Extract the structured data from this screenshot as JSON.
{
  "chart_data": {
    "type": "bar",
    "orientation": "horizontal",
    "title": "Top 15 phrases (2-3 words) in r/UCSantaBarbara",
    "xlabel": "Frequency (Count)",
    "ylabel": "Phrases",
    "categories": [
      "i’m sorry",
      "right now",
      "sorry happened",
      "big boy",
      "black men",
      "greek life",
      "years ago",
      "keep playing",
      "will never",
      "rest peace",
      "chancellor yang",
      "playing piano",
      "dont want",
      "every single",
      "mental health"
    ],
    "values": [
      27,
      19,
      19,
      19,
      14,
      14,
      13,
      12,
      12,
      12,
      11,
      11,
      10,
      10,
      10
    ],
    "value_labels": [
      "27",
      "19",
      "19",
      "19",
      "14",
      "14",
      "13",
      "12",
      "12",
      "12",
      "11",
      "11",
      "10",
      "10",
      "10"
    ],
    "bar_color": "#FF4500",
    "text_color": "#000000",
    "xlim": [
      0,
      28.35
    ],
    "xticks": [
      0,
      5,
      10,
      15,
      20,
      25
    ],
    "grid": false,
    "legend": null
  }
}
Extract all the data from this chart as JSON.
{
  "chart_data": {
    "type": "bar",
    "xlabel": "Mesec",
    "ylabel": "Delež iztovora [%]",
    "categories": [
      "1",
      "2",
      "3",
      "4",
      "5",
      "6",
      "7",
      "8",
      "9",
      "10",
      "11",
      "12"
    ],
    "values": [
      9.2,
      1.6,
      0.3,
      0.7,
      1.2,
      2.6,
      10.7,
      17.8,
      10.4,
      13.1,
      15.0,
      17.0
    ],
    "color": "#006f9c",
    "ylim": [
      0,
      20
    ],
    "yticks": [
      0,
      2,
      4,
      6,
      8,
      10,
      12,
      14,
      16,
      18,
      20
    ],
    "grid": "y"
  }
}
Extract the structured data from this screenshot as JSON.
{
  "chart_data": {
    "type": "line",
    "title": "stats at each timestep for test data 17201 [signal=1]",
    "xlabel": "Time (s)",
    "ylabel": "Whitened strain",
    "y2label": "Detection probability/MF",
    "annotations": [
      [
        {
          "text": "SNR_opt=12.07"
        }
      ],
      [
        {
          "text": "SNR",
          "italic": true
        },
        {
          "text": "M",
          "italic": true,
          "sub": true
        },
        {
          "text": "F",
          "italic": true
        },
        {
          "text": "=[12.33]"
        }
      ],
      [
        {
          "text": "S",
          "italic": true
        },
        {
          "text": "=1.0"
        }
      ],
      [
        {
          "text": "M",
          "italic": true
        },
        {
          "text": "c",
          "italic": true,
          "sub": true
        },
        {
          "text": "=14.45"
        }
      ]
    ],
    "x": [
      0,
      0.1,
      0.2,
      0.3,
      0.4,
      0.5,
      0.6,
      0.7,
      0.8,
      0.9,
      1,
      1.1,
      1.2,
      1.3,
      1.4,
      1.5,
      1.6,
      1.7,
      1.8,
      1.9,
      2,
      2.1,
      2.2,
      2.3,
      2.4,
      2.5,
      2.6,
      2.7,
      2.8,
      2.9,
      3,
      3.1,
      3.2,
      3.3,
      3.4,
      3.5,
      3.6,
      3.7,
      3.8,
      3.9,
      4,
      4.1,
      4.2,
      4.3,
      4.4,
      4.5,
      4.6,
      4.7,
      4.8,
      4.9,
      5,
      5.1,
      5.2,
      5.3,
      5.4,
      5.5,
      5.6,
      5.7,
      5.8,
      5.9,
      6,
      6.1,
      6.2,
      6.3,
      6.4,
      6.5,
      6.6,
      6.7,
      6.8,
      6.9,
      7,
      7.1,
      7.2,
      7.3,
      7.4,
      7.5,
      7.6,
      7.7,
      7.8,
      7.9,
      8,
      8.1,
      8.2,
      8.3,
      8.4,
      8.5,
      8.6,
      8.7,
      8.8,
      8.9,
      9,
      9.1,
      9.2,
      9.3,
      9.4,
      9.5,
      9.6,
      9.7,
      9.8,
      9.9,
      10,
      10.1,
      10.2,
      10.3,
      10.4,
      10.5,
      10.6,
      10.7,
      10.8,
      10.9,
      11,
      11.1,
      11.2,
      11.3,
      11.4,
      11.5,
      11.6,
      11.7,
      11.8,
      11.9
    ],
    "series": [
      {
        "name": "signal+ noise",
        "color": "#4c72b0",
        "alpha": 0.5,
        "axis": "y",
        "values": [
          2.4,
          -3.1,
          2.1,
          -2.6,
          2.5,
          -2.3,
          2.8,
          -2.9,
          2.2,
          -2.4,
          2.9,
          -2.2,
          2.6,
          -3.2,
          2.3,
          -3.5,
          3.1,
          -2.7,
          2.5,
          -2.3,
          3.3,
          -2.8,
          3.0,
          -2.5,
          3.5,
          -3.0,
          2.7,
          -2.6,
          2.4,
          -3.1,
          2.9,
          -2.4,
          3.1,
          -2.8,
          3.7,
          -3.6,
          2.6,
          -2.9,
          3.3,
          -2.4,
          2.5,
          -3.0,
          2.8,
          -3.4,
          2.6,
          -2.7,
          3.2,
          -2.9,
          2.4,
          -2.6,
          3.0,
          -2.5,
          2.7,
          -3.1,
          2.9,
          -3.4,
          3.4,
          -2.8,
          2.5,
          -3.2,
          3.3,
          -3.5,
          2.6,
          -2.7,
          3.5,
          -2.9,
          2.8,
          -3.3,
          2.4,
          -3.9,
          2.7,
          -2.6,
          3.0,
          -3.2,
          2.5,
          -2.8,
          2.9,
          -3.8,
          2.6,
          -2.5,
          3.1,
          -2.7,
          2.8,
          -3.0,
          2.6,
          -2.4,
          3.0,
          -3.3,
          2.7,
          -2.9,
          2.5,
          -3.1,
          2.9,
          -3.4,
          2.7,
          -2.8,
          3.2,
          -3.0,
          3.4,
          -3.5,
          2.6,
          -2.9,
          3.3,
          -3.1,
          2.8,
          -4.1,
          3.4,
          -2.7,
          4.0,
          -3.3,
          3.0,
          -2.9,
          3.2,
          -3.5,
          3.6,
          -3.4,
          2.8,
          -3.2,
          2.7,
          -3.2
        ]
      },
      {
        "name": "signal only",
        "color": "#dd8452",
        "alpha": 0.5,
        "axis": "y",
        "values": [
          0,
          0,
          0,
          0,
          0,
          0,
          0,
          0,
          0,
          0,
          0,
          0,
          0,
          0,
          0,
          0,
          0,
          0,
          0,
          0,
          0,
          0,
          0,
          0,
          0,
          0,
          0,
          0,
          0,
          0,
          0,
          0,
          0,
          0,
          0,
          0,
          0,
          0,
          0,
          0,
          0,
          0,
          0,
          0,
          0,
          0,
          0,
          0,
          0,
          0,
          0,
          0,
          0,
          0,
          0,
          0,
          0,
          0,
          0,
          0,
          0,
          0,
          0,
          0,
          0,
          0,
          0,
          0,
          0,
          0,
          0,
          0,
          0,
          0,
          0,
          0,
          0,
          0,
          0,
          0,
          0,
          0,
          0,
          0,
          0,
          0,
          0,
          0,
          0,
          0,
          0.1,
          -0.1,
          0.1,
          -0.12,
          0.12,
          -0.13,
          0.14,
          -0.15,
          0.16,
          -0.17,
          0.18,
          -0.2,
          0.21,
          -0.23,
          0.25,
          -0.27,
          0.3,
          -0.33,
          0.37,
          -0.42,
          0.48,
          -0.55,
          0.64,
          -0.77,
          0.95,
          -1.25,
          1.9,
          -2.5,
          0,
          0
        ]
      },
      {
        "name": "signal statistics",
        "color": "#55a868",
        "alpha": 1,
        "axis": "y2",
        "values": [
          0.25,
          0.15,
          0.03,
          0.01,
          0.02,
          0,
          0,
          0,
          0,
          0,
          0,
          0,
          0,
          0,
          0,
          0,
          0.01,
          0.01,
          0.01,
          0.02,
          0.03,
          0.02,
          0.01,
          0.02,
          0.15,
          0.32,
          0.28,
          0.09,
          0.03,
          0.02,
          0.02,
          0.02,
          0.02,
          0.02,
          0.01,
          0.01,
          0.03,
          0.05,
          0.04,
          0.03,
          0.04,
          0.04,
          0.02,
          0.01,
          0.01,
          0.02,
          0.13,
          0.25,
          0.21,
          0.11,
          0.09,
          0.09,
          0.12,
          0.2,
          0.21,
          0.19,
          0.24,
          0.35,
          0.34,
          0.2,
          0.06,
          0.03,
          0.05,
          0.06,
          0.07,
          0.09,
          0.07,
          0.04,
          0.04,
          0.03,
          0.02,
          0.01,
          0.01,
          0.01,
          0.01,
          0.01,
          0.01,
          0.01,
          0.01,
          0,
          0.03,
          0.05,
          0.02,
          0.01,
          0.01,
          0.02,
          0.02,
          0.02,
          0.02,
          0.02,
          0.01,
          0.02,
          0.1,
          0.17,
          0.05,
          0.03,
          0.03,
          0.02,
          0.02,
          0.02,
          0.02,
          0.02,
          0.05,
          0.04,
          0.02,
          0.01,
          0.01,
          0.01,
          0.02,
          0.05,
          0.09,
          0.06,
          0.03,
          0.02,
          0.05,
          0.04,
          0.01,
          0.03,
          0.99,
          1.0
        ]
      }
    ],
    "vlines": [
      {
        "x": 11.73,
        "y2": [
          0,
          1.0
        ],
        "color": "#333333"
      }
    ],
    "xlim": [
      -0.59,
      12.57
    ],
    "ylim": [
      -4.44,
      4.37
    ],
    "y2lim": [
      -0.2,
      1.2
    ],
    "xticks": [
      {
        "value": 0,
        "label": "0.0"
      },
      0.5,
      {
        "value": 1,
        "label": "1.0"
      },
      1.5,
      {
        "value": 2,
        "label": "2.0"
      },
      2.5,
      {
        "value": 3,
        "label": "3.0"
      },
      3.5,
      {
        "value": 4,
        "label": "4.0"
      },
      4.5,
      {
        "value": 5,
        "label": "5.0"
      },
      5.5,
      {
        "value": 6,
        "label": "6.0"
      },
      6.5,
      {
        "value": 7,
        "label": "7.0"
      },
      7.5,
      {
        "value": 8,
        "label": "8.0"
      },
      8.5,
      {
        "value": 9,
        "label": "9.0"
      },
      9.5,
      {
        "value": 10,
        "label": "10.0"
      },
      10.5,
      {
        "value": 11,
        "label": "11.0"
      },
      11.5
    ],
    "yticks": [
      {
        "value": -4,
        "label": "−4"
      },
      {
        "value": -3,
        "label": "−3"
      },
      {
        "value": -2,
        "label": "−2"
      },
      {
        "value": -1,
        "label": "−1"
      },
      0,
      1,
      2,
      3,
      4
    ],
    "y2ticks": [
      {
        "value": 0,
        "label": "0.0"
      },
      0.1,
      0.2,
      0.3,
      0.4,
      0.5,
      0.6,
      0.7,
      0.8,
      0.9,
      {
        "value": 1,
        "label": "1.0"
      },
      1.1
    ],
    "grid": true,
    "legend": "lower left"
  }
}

→ To do
Count how many lines include the string "ylabel". Nothing but the number is needed.

→ Expected answer
3